---------- MATERIAL ----------

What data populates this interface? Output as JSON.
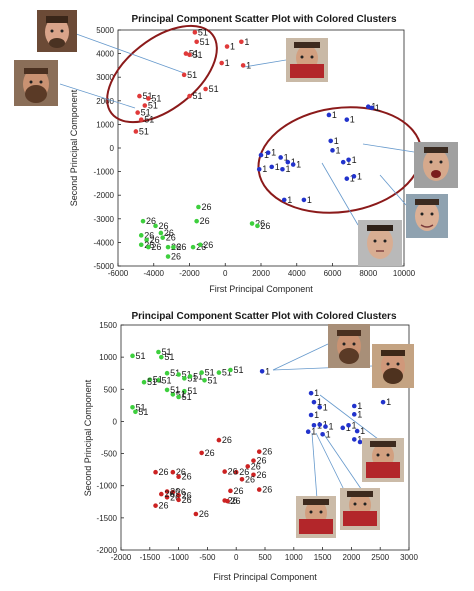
{
  "chart_data": [
    {
      "type": "scatter",
      "title": "Principal Component Scatter Plot with Colored Clusters",
      "xlabel": "First Principal Component",
      "ylabel": "Second Principal Component",
      "xlim": [
        -6000,
        10000
      ],
      "ylim": [
        -5000,
        5000
      ],
      "xticks": [
        "-6000",
        "-4000",
        "-2000",
        "0",
        "2000",
        "4000",
        "6000",
        "8000",
        "10000"
      ],
      "yticks": [
        "-5000",
        "-4000",
        "-3000",
        "-2000",
        "-1000",
        "0",
        "1000",
        "2000",
        "3000",
        "4000",
        "5000"
      ],
      "grid": false,
      "series": [
        {
          "label": "51",
          "color": "#e03a3a",
          "points": [
            [
              -1700,
              4900
            ],
            [
              -1600,
              4500
            ],
            [
              -2200,
              4000
            ],
            [
              -2000,
              3950
            ],
            [
              -2300,
              3100
            ],
            [
              -4800,
              2200
            ],
            [
              -4300,
              2100
            ],
            [
              -4500,
              1800
            ],
            [
              -4900,
              1500
            ],
            [
              -4700,
              1200
            ],
            [
              -5000,
              700
            ],
            [
              -1100,
              2500
            ],
            [
              -2000,
              2200
            ]
          ]
        },
        {
          "label": "1",
          "color": "#e03a3a",
          "points": [
            [
              100,
              4300
            ],
            [
              900,
              4500
            ],
            [
              1000,
              3500
            ],
            [
              -200,
              3600
            ]
          ]
        },
        {
          "label": "1",
          "color": "#2233cc",
          "points": [
            [
              5800,
              1400
            ],
            [
              6800,
              1200
            ],
            [
              8000,
              1750
            ],
            [
              8200,
              1700
            ],
            [
              5900,
              300
            ],
            [
              6000,
              -100
            ],
            [
              6600,
              -600
            ],
            [
              6900,
              -500
            ],
            [
              6800,
              -1300
            ],
            [
              7200,
              -1200
            ],
            [
              2000,
              -300
            ],
            [
              2400,
              -200
            ],
            [
              1900,
              -900
            ],
            [
              2600,
              -800
            ],
            [
              3100,
              -400
            ],
            [
              3500,
              -600
            ],
            [
              3200,
              -900
            ],
            [
              3800,
              -700
            ],
            [
              3300,
              -2200
            ],
            [
              4400,
              -2200
            ]
          ]
        },
        {
          "label": "26",
          "color": "#3ecf3e",
          "points": [
            [
              -4600,
              -3100
            ],
            [
              -4700,
              -3700
            ],
            [
              -4400,
              -3900
            ],
            [
              -4700,
              -4100
            ],
            [
              -4300,
              -4200
            ],
            [
              -3500,
              -3800
            ],
            [
              -3200,
              -4200
            ],
            [
              -2900,
              -4200
            ],
            [
              -3200,
              -4600
            ],
            [
              -1500,
              -2500
            ],
            [
              -1600,
              -3100
            ],
            [
              -1800,
              -4200
            ],
            [
              -1400,
              -4100
            ],
            [
              1500,
              -3200
            ],
            [
              1800,
              -3300
            ],
            [
              -3900,
              -3300
            ],
            [
              -3600,
              -3600
            ]
          ]
        }
      ],
      "annotations": [
        "Red ellipse encircling the upper-left cluster",
        "Red ellipse encircling the right blue cluster",
        "Face thumbnails linked to points by thin lines"
      ]
    },
    {
      "type": "scatter",
      "title": "Principal Component Scatter Plot with Colored Clusters",
      "xlabel": "First Principal Component",
      "ylabel": "Second Principal Component",
      "xlim": [
        -2000,
        3000
      ],
      "ylim": [
        -2000,
        1500
      ],
      "xticks": [
        "-2000",
        "-1500",
        "-1000",
        "-500",
        "0",
        "500",
        "1000",
        "1500",
        "2000",
        "2500",
        "3000"
      ],
      "yticks": [
        "-2000",
        "-1500",
        "-1000",
        "-500",
        "0",
        "500",
        "1000",
        "1500"
      ],
      "grid": false,
      "series": [
        {
          "label": "51",
          "color": "#3ecf3e",
          "points": [
            [
              -1800,
              1020
            ],
            [
              -1350,
              1080
            ],
            [
              -1300,
              1000
            ],
            [
              -1200,
              750
            ],
            [
              -1350,
              640
            ],
            [
              -1500,
              650
            ],
            [
              -1600,
              610
            ],
            [
              -1000,
              730
            ],
            [
              -900,
              670
            ],
            [
              -800,
              700
            ],
            [
              -600,
              760
            ],
            [
              -550,
              640
            ],
            [
              -900,
              470
            ],
            [
              -1100,
              420
            ],
            [
              -1200,
              490
            ],
            [
              -1000,
              380
            ],
            [
              -300,
              760
            ],
            [
              -100,
              800
            ],
            [
              -1800,
              220
            ],
            [
              -1750,
              150
            ]
          ]
        },
        {
          "label": "1",
          "color": "#2233cc",
          "points": [
            [
              450,
              780
            ],
            [
              1300,
              440
            ],
            [
              1350,
              300
            ],
            [
              1450,
              220
            ],
            [
              1300,
              100
            ],
            [
              2050,
              240
            ],
            [
              2050,
              110
            ],
            [
              2550,
              300
            ],
            [
              1350,
              -60
            ],
            [
              1450,
              -50
            ],
            [
              1550,
              -80
            ],
            [
              1250,
              -160
            ],
            [
              1500,
              -200
            ],
            [
              1850,
              -100
            ],
            [
              1950,
              -60
            ],
            [
              2100,
              -150
            ],
            [
              2050,
              -280
            ],
            [
              2150,
              -320
            ]
          ]
        },
        {
          "label": "26",
          "color": "#cc2222",
          "points": [
            [
              -300,
              -290
            ],
            [
              -600,
              -490
            ],
            [
              -1100,
              -790
            ],
            [
              -1400,
              -790
            ],
            [
              -1000,
              -860
            ],
            [
              -1100,
              -1100
            ],
            [
              -1200,
              -1090
            ],
            [
              -1000,
              -1150
            ],
            [
              -1200,
              -1180
            ],
            [
              -1300,
              -1130
            ],
            [
              -1000,
              -1220
            ],
            [
              -700,
              -1440
            ],
            [
              -1400,
              -1310
            ],
            [
              -100,
              -1080
            ],
            [
              -200,
              -1230
            ],
            [
              -150,
              -1240
            ],
            [
              400,
              -1060
            ],
            [
              300,
              -830
            ],
            [
              0,
              -790
            ],
            [
              100,
              -900
            ],
            [
              200,
              -700
            ],
            [
              400,
              -470
            ],
            [
              300,
              -610
            ],
            [
              -200,
              -780
            ]
          ]
        }
      ],
      "annotations": [
        "Face thumbnails linked to points by thin lines"
      ]
    }
  ]
}
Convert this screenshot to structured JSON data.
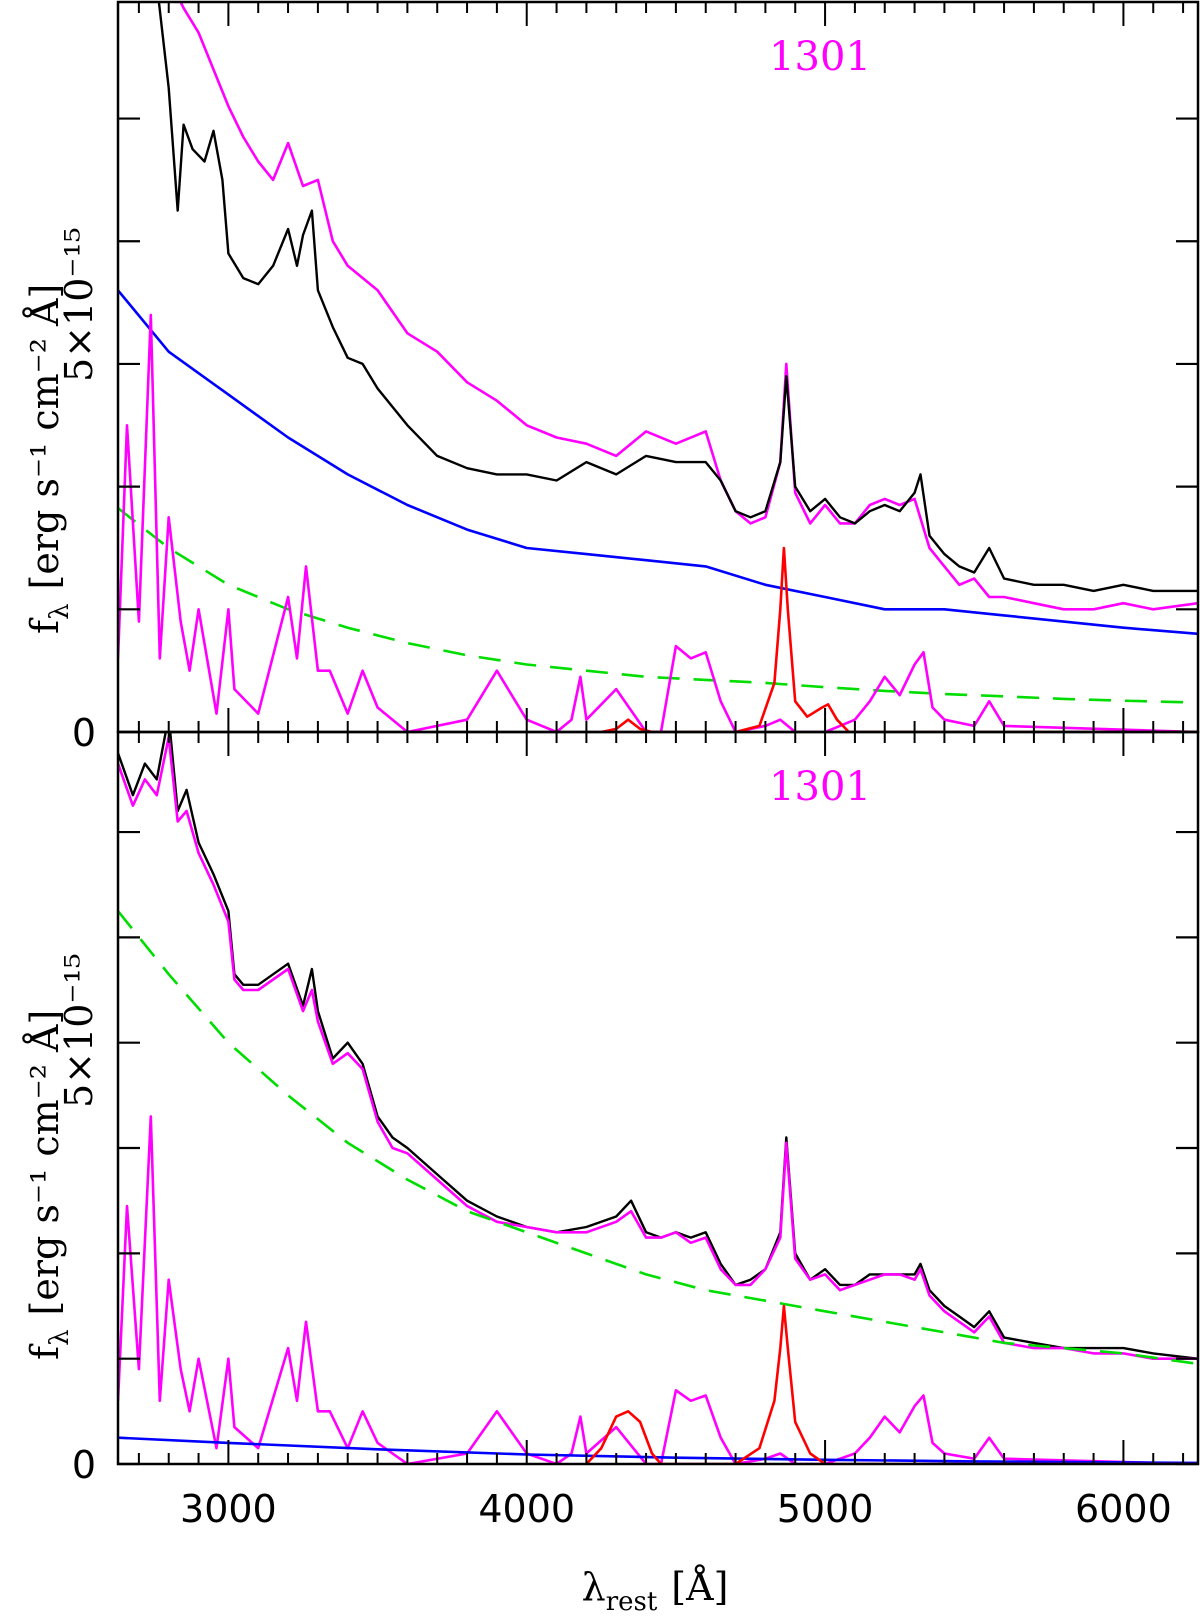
{
  "chart_data": [
    {
      "type": "line",
      "panel": "top",
      "annotation": "1301",
      "ylabel_main": "f",
      "ylabel_sub": "λ",
      "ylabel_units": "[erg s⁻¹ cm⁻² Å]",
      "ylabel_scale": "5×10⁻¹⁵",
      "xlim": [
        2630,
        6250
      ],
      "ylim": [
        0,
        1.19
      ],
      "y_tick_labels": [
        {
          "value": 0,
          "label": "0"
        }
      ],
      "y_tick_values": [
        0,
        0.2,
        0.4,
        0.6,
        0.8,
        1.0,
        1.2
      ],
      "x_tick_values": [
        3000,
        4000,
        5000,
        6000
      ],
      "colors": {
        "black": "#000000",
        "magenta": "#ff00ff",
        "blue": "#0000ff",
        "green": "#00dd00",
        "red": "#ff0000"
      },
      "series": [
        {
          "color": "magenta",
          "style": "solid",
          "x": [
            2630,
            2680,
            2720,
            2760,
            2800,
            2850,
            2900,
            2950,
            3000,
            3050,
            3100,
            3150,
            3200,
            3250,
            3300,
            3350,
            3400,
            3500,
            3600,
            3700,
            3800,
            3900,
            4000,
            4100,
            4200,
            4300,
            4400,
            4500,
            4600,
            4650,
            4700,
            4750,
            4800,
            4850,
            4870,
            4900,
            4950,
            5000,
            5050,
            5100,
            5150,
            5200,
            5250,
            5300,
            5350,
            5400,
            5450,
            5500,
            5550,
            5600,
            5700,
            5800,
            5900,
            6000,
            6100,
            6250
          ],
          "y": [
            1.34,
            1.29,
            1.31,
            1.28,
            1.23,
            1.18,
            1.14,
            1.08,
            1.02,
            0.97,
            0.93,
            0.9,
            0.96,
            0.89,
            0.9,
            0.8,
            0.76,
            0.72,
            0.65,
            0.62,
            0.57,
            0.54,
            0.5,
            0.48,
            0.47,
            0.45,
            0.49,
            0.47,
            0.49,
            0.41,
            0.36,
            0.34,
            0.35,
            0.44,
            0.6,
            0.39,
            0.34,
            0.37,
            0.34,
            0.34,
            0.37,
            0.38,
            0.37,
            0.38,
            0.3,
            0.27,
            0.24,
            0.25,
            0.22,
            0.22,
            0.21,
            0.2,
            0.2,
            0.21,
            0.2,
            0.21
          ]
        },
        {
          "color": "black",
          "style": "solid",
          "x": [
            2630,
            2680,
            2720,
            2760,
            2800,
            2830,
            2850,
            2880,
            2920,
            2950,
            2980,
            3000,
            3050,
            3100,
            3150,
            3200,
            3230,
            3250,
            3280,
            3300,
            3350,
            3400,
            3450,
            3500,
            3600,
            3700,
            3800,
            3900,
            4000,
            4100,
            4200,
            4300,
            4400,
            4500,
            4600,
            4650,
            4700,
            4750,
            4800,
            4850,
            4870,
            4900,
            4950,
            5000,
            5050,
            5100,
            5150,
            5200,
            5250,
            5300,
            5320,
            5350,
            5400,
            5450,
            5500,
            5550,
            5600,
            5700,
            5800,
            5900,
            6000,
            6100,
            6250
          ],
          "y": [
            1.3,
            1.2,
            1.3,
            1.22,
            1.05,
            0.85,
            0.99,
            0.95,
            0.93,
            0.98,
            0.9,
            0.78,
            0.74,
            0.73,
            0.76,
            0.82,
            0.76,
            0.81,
            0.85,
            0.72,
            0.66,
            0.61,
            0.6,
            0.56,
            0.5,
            0.45,
            0.43,
            0.42,
            0.42,
            0.41,
            0.44,
            0.42,
            0.45,
            0.44,
            0.44,
            0.41,
            0.36,
            0.35,
            0.36,
            0.44,
            0.58,
            0.4,
            0.36,
            0.38,
            0.35,
            0.34,
            0.36,
            0.37,
            0.36,
            0.39,
            0.42,
            0.32,
            0.29,
            0.27,
            0.26,
            0.3,
            0.25,
            0.24,
            0.24,
            0.23,
            0.24,
            0.23,
            0.23
          ]
        },
        {
          "color": "blue",
          "style": "solid",
          "x": [
            2630,
            2800,
            3000,
            3200,
            3400,
            3600,
            3800,
            4000,
            4200,
            4400,
            4600,
            4800,
            5000,
            5200,
            5400,
            5600,
            5800,
            6000,
            6250
          ],
          "y": [
            0.72,
            0.62,
            0.55,
            0.48,
            0.42,
            0.37,
            0.33,
            0.3,
            0.29,
            0.28,
            0.27,
            0.24,
            0.22,
            0.2,
            0.2,
            0.19,
            0.18,
            0.17,
            0.16
          ]
        },
        {
          "color": "green",
          "style": "dashed",
          "x": [
            2630,
            2800,
            3000,
            3200,
            3400,
            3600,
            3800,
            4000,
            4200,
            4400,
            4600,
            4800,
            5000,
            5200,
            5400,
            5600,
            5800,
            6000,
            6250
          ],
          "y": [
            0.365,
            0.3,
            0.24,
            0.2,
            0.17,
            0.145,
            0.125,
            0.11,
            0.1,
            0.09,
            0.085,
            0.08,
            0.073,
            0.067,
            0.062,
            0.058,
            0.054,
            0.051,
            0.048
          ]
        },
        {
          "color": "magenta",
          "style": "solid",
          "x": [
            2630,
            2660,
            2700,
            2740,
            2770,
            2800,
            2840,
            2870,
            2900,
            2960,
            3000,
            3020,
            3100,
            3200,
            3230,
            3260,
            3300,
            3340,
            3400,
            3450,
            3500,
            3550,
            3600,
            3800,
            3900,
            4000,
            4100,
            4150,
            4180,
            4200,
            4300,
            4400,
            4450,
            4500,
            4550,
            4600,
            4650,
            4700,
            4800,
            4850,
            4900,
            5000,
            5050,
            5100,
            5150,
            5200,
            5250,
            5300,
            5330,
            5360,
            5400,
            5500,
            5550,
            5600,
            6250
          ],
          "y": [
            0.12,
            0.5,
            0.18,
            0.68,
            0.12,
            0.35,
            0.18,
            0.1,
            0.2,
            0.03,
            0.2,
            0.07,
            0.03,
            0.22,
            0.12,
            0.27,
            0.1,
            0.1,
            0.03,
            0.1,
            0.04,
            0.02,
            0.0,
            0.02,
            0.1,
            0.02,
            0.0,
            0.02,
            0.09,
            0.02,
            0.07,
            0.0,
            0.0,
            0.14,
            0.12,
            0.13,
            0.05,
            0.0,
            0.01,
            0.02,
            0.0,
            0.0,
            0.01,
            0.02,
            0.05,
            0.09,
            0.06,
            0.11,
            0.13,
            0.04,
            0.02,
            0.01,
            0.05,
            0.01,
            0.0
          ]
        },
        {
          "color": "red",
          "style": "solid",
          "x": [
            4250,
            4300,
            4340,
            4380,
            4420,
            4700,
            4780,
            4830,
            4850,
            4862,
            4875,
            4900,
            4940,
            4990,
            5010,
            5040,
            5080,
            6250
          ],
          "y": [
            0.0,
            0.005,
            0.02,
            0.005,
            0.0,
            0.0,
            0.01,
            0.08,
            0.2,
            0.3,
            0.2,
            0.05,
            0.025,
            0.04,
            0.045,
            0.02,
            0.0,
            0.0
          ]
        }
      ]
    },
    {
      "type": "line",
      "panel": "bottom",
      "annotation": "1301",
      "ylabel_main": "f",
      "ylabel_sub": "λ",
      "ylabel_units": "[erg s⁻¹ cm⁻² Å]",
      "ylabel_scale": "5×10⁻¹⁵",
      "xlabel_main": "λ",
      "xlabel_sub": "rest",
      "xlabel_units": "[Å]",
      "xlim": [
        2630,
        6250
      ],
      "ylim": [
        0,
        1.39
      ],
      "y_tick_labels": [
        {
          "value": 0,
          "label": "0"
        }
      ],
      "y_tick_values": [
        0,
        0.2,
        0.4,
        0.6,
        0.8,
        1.0,
        1.2
      ],
      "x_tick_values": [
        3000,
        4000,
        5000,
        6000
      ],
      "x_tick_labels": [
        "3000",
        "4000",
        "5000",
        "6000"
      ],
      "series": [
        {
          "color": "black",
          "style": "solid",
          "x": [
            2630,
            2680,
            2720,
            2760,
            2800,
            2830,
            2860,
            2900,
            2950,
            3000,
            3020,
            3050,
            3100,
            3200,
            3250,
            3280,
            3300,
            3350,
            3400,
            3450,
            3500,
            3550,
            3600,
            3700,
            3800,
            3900,
            4000,
            4100,
            4200,
            4300,
            4350,
            4400,
            4450,
            4500,
            4550,
            4600,
            4650,
            4700,
            4750,
            4800,
            4850,
            4870,
            4900,
            4950,
            5000,
            5050,
            5100,
            5150,
            5200,
            5250,
            5300,
            5320,
            5350,
            5400,
            5450,
            5500,
            5550,
            5600,
            5700,
            5800,
            5900,
            6000,
            6100,
            6250
          ],
          "y": [
            1.35,
            1.27,
            1.33,
            1.3,
            1.42,
            1.24,
            1.28,
            1.18,
            1.12,
            1.05,
            0.93,
            0.91,
            0.91,
            0.95,
            0.87,
            0.94,
            0.86,
            0.77,
            0.8,
            0.76,
            0.66,
            0.62,
            0.6,
            0.55,
            0.5,
            0.47,
            0.45,
            0.44,
            0.45,
            0.47,
            0.5,
            0.44,
            0.43,
            0.44,
            0.43,
            0.44,
            0.38,
            0.34,
            0.35,
            0.37,
            0.44,
            0.62,
            0.4,
            0.35,
            0.37,
            0.34,
            0.34,
            0.36,
            0.36,
            0.36,
            0.36,
            0.38,
            0.33,
            0.3,
            0.28,
            0.26,
            0.29,
            0.24,
            0.23,
            0.22,
            0.22,
            0.22,
            0.21,
            0.2
          ]
        },
        {
          "color": "magenta",
          "style": "solid",
          "x": [
            2630,
            2680,
            2720,
            2760,
            2800,
            2830,
            2860,
            2900,
            2950,
            3000,
            3020,
            3050,
            3100,
            3200,
            3250,
            3280,
            3300,
            3350,
            3400,
            3450,
            3500,
            3550,
            3600,
            3700,
            3800,
            3900,
            4000,
            4100,
            4200,
            4300,
            4350,
            4400,
            4450,
            4500,
            4550,
            4600,
            4650,
            4700,
            4750,
            4800,
            4850,
            4870,
            4900,
            4950,
            5000,
            5050,
            5100,
            5150,
            5200,
            5250,
            5300,
            5320,
            5350,
            5400,
            5450,
            5500,
            5550,
            5600,
            5700,
            5800,
            5900,
            6000,
            6100,
            6250
          ],
          "y": [
            1.33,
            1.25,
            1.3,
            1.27,
            1.38,
            1.22,
            1.24,
            1.16,
            1.1,
            1.03,
            0.92,
            0.9,
            0.9,
            0.94,
            0.86,
            0.9,
            0.84,
            0.76,
            0.78,
            0.75,
            0.65,
            0.6,
            0.59,
            0.54,
            0.49,
            0.46,
            0.45,
            0.44,
            0.44,
            0.46,
            0.48,
            0.43,
            0.43,
            0.44,
            0.42,
            0.43,
            0.37,
            0.34,
            0.34,
            0.37,
            0.43,
            0.61,
            0.39,
            0.35,
            0.36,
            0.33,
            0.34,
            0.35,
            0.36,
            0.36,
            0.35,
            0.37,
            0.32,
            0.29,
            0.27,
            0.25,
            0.28,
            0.23,
            0.22,
            0.22,
            0.21,
            0.21,
            0.2,
            0.2
          ]
        },
        {
          "color": "green",
          "style": "dashed",
          "x": [
            2630,
            2800,
            3000,
            3200,
            3400,
            3600,
            3800,
            4000,
            4200,
            4400,
            4600,
            4800,
            5000,
            5200,
            5400,
            5600,
            5800,
            6000,
            6250
          ],
          "y": [
            1.05,
            0.93,
            0.8,
            0.7,
            0.61,
            0.54,
            0.48,
            0.44,
            0.4,
            0.36,
            0.33,
            0.31,
            0.29,
            0.27,
            0.25,
            0.23,
            0.22,
            0.21,
            0.19
          ]
        },
        {
          "color": "magenta",
          "style": "solid",
          "x": [
            2630,
            2660,
            2700,
            2740,
            2770,
            2800,
            2840,
            2870,
            2900,
            2960,
            3000,
            3020,
            3100,
            3200,
            3230,
            3260,
            3300,
            3340,
            3400,
            3450,
            3500,
            3550,
            3600,
            3800,
            3900,
            4000,
            4100,
            4150,
            4180,
            4200,
            4300,
            4400,
            4450,
            4500,
            4550,
            4600,
            4650,
            4700,
            4800,
            4850,
            4900,
            5000,
            5050,
            5100,
            5150,
            5200,
            5250,
            5300,
            5330,
            5360,
            5400,
            5500,
            5550,
            5600,
            6250
          ],
          "y": [
            0.12,
            0.49,
            0.18,
            0.66,
            0.12,
            0.35,
            0.18,
            0.1,
            0.2,
            0.03,
            0.2,
            0.07,
            0.03,
            0.22,
            0.12,
            0.27,
            0.1,
            0.1,
            0.03,
            0.1,
            0.04,
            0.02,
            0.0,
            0.02,
            0.1,
            0.02,
            0.0,
            0.02,
            0.09,
            0.02,
            0.07,
            0.0,
            0.0,
            0.14,
            0.12,
            0.13,
            0.05,
            0.0,
            0.01,
            0.02,
            0.0,
            0.0,
            0.01,
            0.02,
            0.05,
            0.09,
            0.06,
            0.11,
            0.13,
            0.04,
            0.02,
            0.01,
            0.05,
            0.01,
            0.0
          ]
        },
        {
          "color": "blue",
          "style": "solid",
          "x": [
            2630,
            3000,
            3500,
            4000,
            4500,
            5000,
            5500,
            6000,
            6250
          ],
          "y": [
            0.05,
            0.04,
            0.028,
            0.018,
            0.012,
            0.008,
            0.005,
            0.003,
            0.002
          ]
        },
        {
          "color": "red",
          "style": "solid",
          "x": [
            4200,
            4250,
            4300,
            4340,
            4380,
            4420,
            4450,
            4700,
            4780,
            4830,
            4850,
            4862,
            4875,
            4900,
            4950,
            5000,
            6250
          ],
          "y": [
            0.0,
            0.03,
            0.09,
            0.1,
            0.08,
            0.02,
            0.0,
            0.0,
            0.03,
            0.12,
            0.22,
            0.3,
            0.22,
            0.08,
            0.02,
            0.0,
            0.0
          ]
        }
      ]
    }
  ]
}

----------

WRITTEN EXERCISE - Each line in the listing above that contains "blue" should be copied.

TASK SOLUTION -
        "Red ellipse encircling the right blue cluster",
        "blue": "#0000ff",
          "color": "blue",
          "color": "blue",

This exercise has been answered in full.